> **Given task**:
Transcribe every line exactly. Leave the pictures behind.

> **Exercise data**:
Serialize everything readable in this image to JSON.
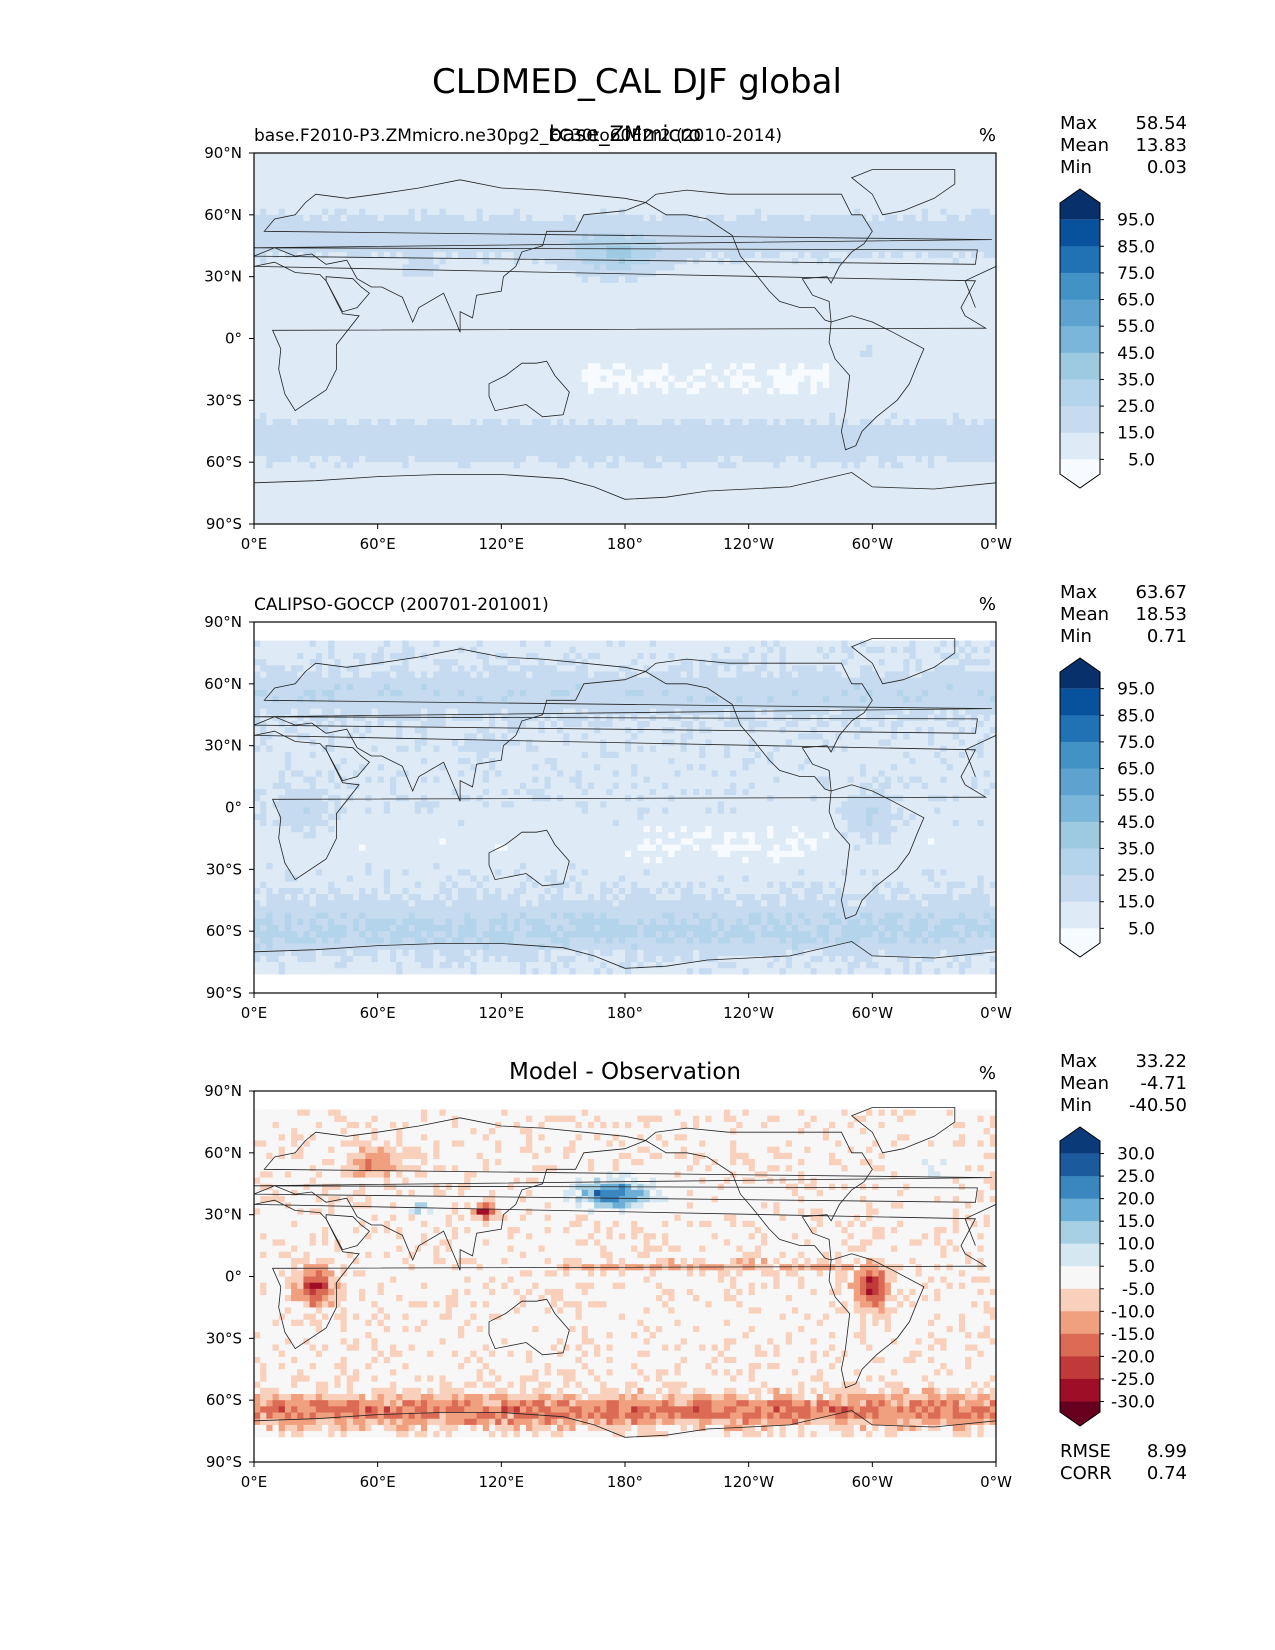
{
  "figure": {
    "title": "CLDMED_CAL DJF global"
  },
  "colors": {
    "blues": [
      "#f7fbff",
      "#deebf7",
      "#c6dbef",
      "#b4d4ec",
      "#9ecae1",
      "#7ab6d9",
      "#5ea3d0",
      "#4292c6",
      "#2171b5",
      "#08519c",
      "#08306b"
    ],
    "diff": [
      "#67001f",
      "#9e0f27",
      "#c13a3a",
      "#db6b55",
      "#f0a07f",
      "#f9d0bb",
      "#f7f7f7",
      "#d5e7f1",
      "#a7d0e4",
      "#6baed6",
      "#3a87c0",
      "#1c5a9e",
      "#0a3a78"
    ]
  },
  "chart_data": [
    {
      "type": "heatmap",
      "panel": "top",
      "title_left": "base.F2010-P3.ZMmicro.ne30pg2_EC30to60E2r2 (2010-2014)",
      "title_center": "base_ZMmicro",
      "title_right": "%",
      "stats": [
        [
          "Max",
          "58.54"
        ],
        [
          "Mean",
          "13.83"
        ],
        [
          "Min",
          "0.03"
        ]
      ],
      "xticks": [
        "0°E",
        "60°E",
        "120°E",
        "180°",
        "120°W",
        "60°W",
        "0°W"
      ],
      "yticks": [
        "90°N",
        "60°N",
        "30°N",
        "0°",
        "30°S",
        "60°S",
        "90°S"
      ],
      "colorbar_labels": [
        "95.0",
        "85.0",
        "75.0",
        "65.0",
        "55.0",
        "45.0",
        "35.0",
        "25.0",
        "15.0",
        "5.0"
      ],
      "field": "model"
    },
    {
      "type": "heatmap",
      "panel": "middle",
      "title_left": "CALIPSO-GOCCP (200701-201001)",
      "title_center": "",
      "title_right": "%",
      "stats": [
        [
          "Max",
          "63.67"
        ],
        [
          "Mean",
          "18.53"
        ],
        [
          "Min",
          "0.71"
        ]
      ],
      "xticks": [
        "0°E",
        "60°E",
        "120°E",
        "180°",
        "120°W",
        "60°W",
        "0°W"
      ],
      "yticks": [
        "90°N",
        "60°N",
        "30°N",
        "0°",
        "30°S",
        "60°S",
        "90°S"
      ],
      "colorbar_labels": [
        "95.0",
        "85.0",
        "75.0",
        "65.0",
        "55.0",
        "45.0",
        "35.0",
        "25.0",
        "15.0",
        "5.0"
      ],
      "field": "obs"
    },
    {
      "type": "heatmap",
      "panel": "bottom",
      "title_left": "",
      "title_center": "Model - Observation",
      "title_right": "%",
      "stats": [
        [
          "Max",
          "33.22"
        ],
        [
          "Mean",
          "-4.71"
        ],
        [
          "Min",
          "-40.50"
        ]
      ],
      "xticks": [
        "0°E",
        "60°E",
        "120°E",
        "180°",
        "120°W",
        "60°W",
        "0°W"
      ],
      "yticks": [
        "90°N",
        "60°N",
        "30°N",
        "0°",
        "30°S",
        "60°S",
        "90°S"
      ],
      "colorbar_labels": [
        "30.0",
        "25.0",
        "20.0",
        "15.0",
        "10.0",
        "5.0",
        "-5.0",
        "-10.0",
        "-15.0",
        "-20.0",
        "-25.0",
        "-30.0"
      ],
      "extra_stats": [
        [
          "RMSE",
          "8.99"
        ],
        [
          "CORR",
          "0.74"
        ]
      ],
      "field": "diff"
    }
  ]
}
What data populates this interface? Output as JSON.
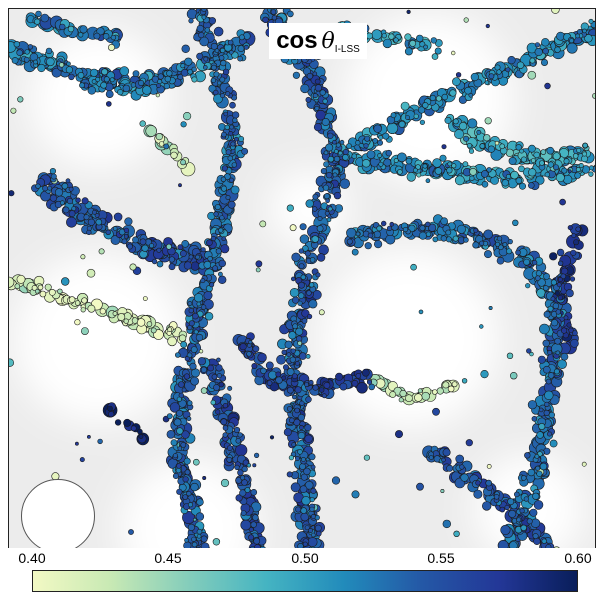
{
  "title": {
    "prefix": "cos",
    "symbol": "θ",
    "subscript": "I-LSS"
  },
  "colorbar": {
    "ticks": [
      "0.40",
      "0.45",
      "0.50",
      "0.55",
      "0.60"
    ],
    "min": 0.4,
    "max": 0.6,
    "colors": [
      "#f2f9c4",
      "#c8e9b4",
      "#84cdbb",
      "#45b4c2",
      "#228bbb",
      "#2458a6",
      "#233797",
      "#091e5a"
    ]
  },
  "background": {
    "base_color": "#ececec",
    "void_color": "#ffffff",
    "node_color": "#f3f3f3",
    "marker_edge_color": "#1a1a1a"
  },
  "reference_marker": {
    "fill": "#ffffff"
  }
}
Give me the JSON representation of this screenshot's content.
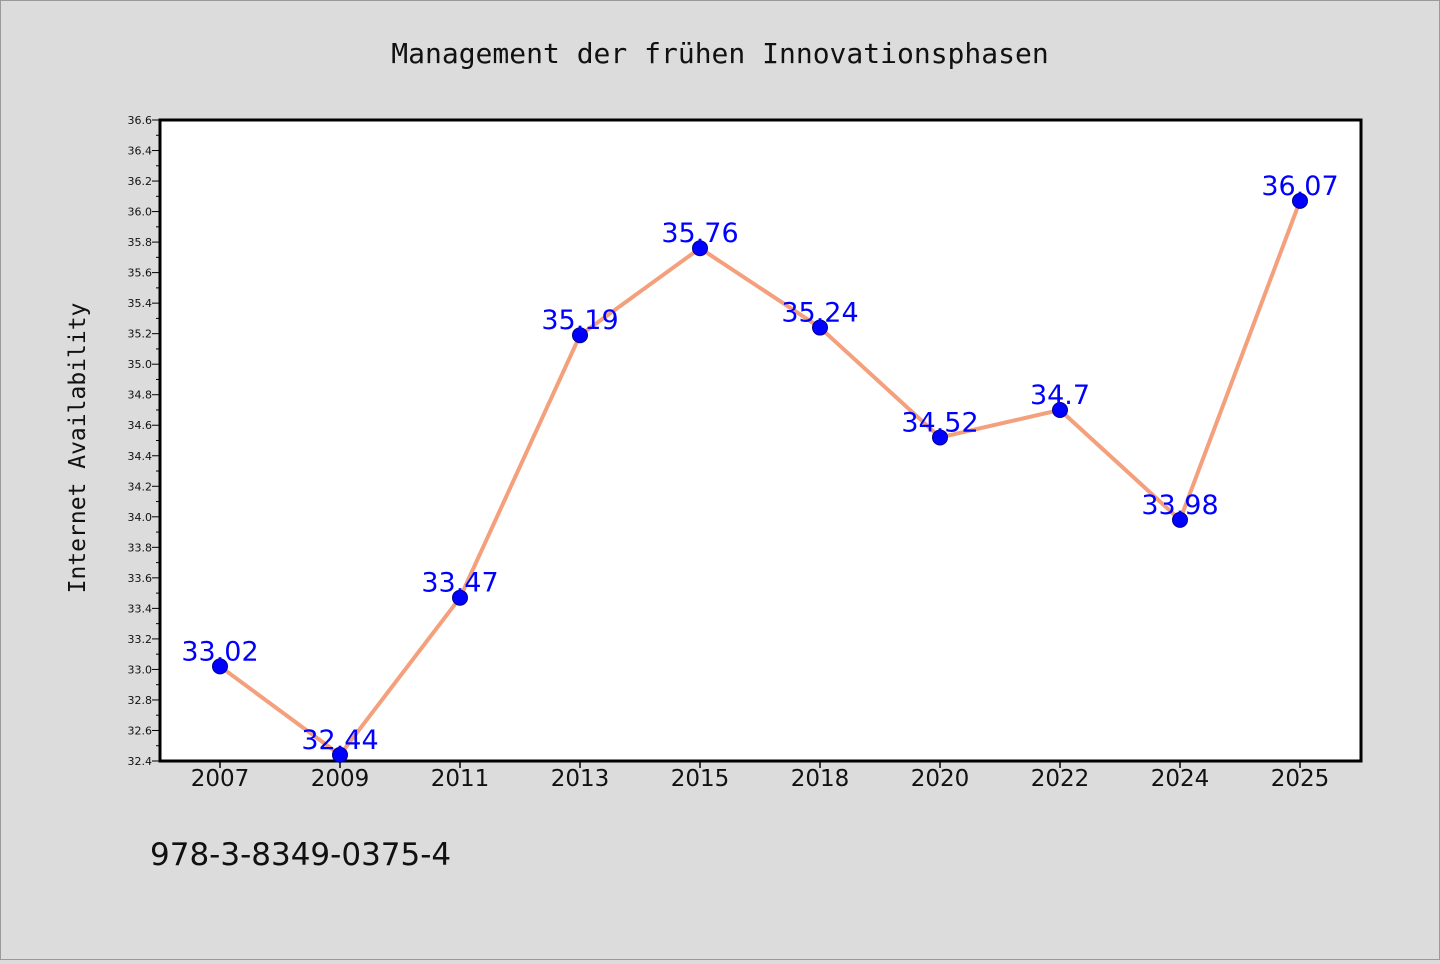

> **Answer to this exercise**:
Serialize everything readable in this image to JSON.
{
  "figure": {
    "title": "CLDMED_CAL DJF global"
  },
  "colors": {
    "blues": [
      "#f7fbff",
      "#deebf7",
      "#c6dbef",
      "#b4d4ec",
      "#9ecae1",
      "#7ab6d9",
      "#5ea3d0",
      "#4292c6",
      "#2171b5",
      "#08519c",
      "#08306b"
    ],
    "diff": [
      "#67001f",
      "#9e0f27",
      "#c13a3a",
      "#db6b55",
      "#f0a07f",
      "#f9d0bb",
      "#f7f7f7",
      "#d5e7f1",
      "#a7d0e4",
      "#6baed6",
      "#3a87c0",
      "#1c5a9e",
      "#0a3a78"
    ]
  },
  "chart_data": [
    {
      "type": "heatmap",
      "panel": "top",
      "title_left": "base.F2010-P3.ZMmicro.ne30pg2_EC30to60E2r2 (2010-2014)",
      "title_center": "base_ZMmicro",
      "title_right": "%",
      "stats": [
        [
          "Max",
          "58.54"
        ],
        [
          "Mean",
          "13.83"
        ],
        [
          "Min",
          "0.03"
        ]
      ],
      "xticks": [
        "0°E",
        "60°E",
        "120°E",
        "180°",
        "120°W",
        "60°W",
        "0°W"
      ],
      "yticks": [
        "90°N",
        "60°N",
        "30°N",
        "0°",
        "30°S",
        "60°S",
        "90°S"
      ],
      "colorbar_labels": [
        "95.0",
        "85.0",
        "75.0",
        "65.0",
        "55.0",
        "45.0",
        "35.0",
        "25.0",
        "15.0",
        "5.0"
      ],
      "field": "model"
    },
    {
      "type": "heatmap",
      "panel": "middle",
      "title_left": "CALIPSO-GOCCP (200701-201001)",
      "title_center": "",
      "title_right": "%",
      "stats": [
        [
          "Max",
          "63.67"
        ],
        [
          "Mean",
          "18.53"
        ],
        [
          "Min",
          "0.71"
        ]
      ],
      "xticks": [
        "0°E",
        "60°E",
        "120°E",
        "180°",
        "120°W",
        "60°W",
        "0°W"
      ],
      "yticks": [
        "90°N",
        "60°N",
        "30°N",
        "0°",
        "30°S",
        "60°S",
        "90°S"
      ],
      "colorbar_labels": [
        "95.0",
        "85.0",
        "75.0",
        "65.0",
        "55.0",
        "45.0",
        "35.0",
        "25.0",
        "15.0",
        "5.0"
      ],
      "field": "obs"
    },
    {
      "type": "heatmap",
      "panel": "bottom",
      "title_left": "",
      "title_center": "Model - Observation",
      "title_right": "%",
      "stats": [
        [
          "Max",
          "33.22"
        ],
        [
          "Mean",
          "-4.71"
        ],
        [
          "Min",
          "-40.50"
        ]
      ],
      "xticks": [
        "0°E",
        "60°E",
        "120°E",
        "180°",
        "120°W",
        "60°W",
        "0°W"
      ],
      "yticks": [
        "90°N",
        "60°N",
        "30°N",
        "0°",
        "30°S",
        "60°S",
        "90°S"
      ],
      "colorbar_labels": [
        "30.0",
        "25.0",
        "20.0",
        "15.0",
        "10.0",
        "5.0",
        "-5.0",
        "-10.0",
        "-15.0",
        "-20.0",
        "-25.0",
        "-30.0"
      ],
      "extra_stats": [
        [
          "RMSE",
          "8.99"
        ],
        [
          "CORR",
          "0.74"
        ]
      ],
      "field": "diff"
    }
  ]
}
What data populates this interface? Output as JSON.
{
  "title": {
    "prefix": "cos",
    "symbol": "θ",
    "subscript": "I-LSS"
  },
  "colorbar": {
    "ticks": [
      "0.40",
      "0.45",
      "0.50",
      "0.55",
      "0.60"
    ],
    "min": 0.4,
    "max": 0.6,
    "colors": [
      "#f2f9c4",
      "#c8e9b4",
      "#84cdbb",
      "#45b4c2",
      "#228bbb",
      "#2458a6",
      "#233797",
      "#091e5a"
    ]
  },
  "background": {
    "base_color": "#ececec",
    "void_color": "#ffffff",
    "node_color": "#f3f3f3",
    "marker_edge_color": "#1a1a1a"
  },
  "reference_marker": {
    "fill": "#ffffff"
  }
}
Give me the JSON representation of this screenshot's content.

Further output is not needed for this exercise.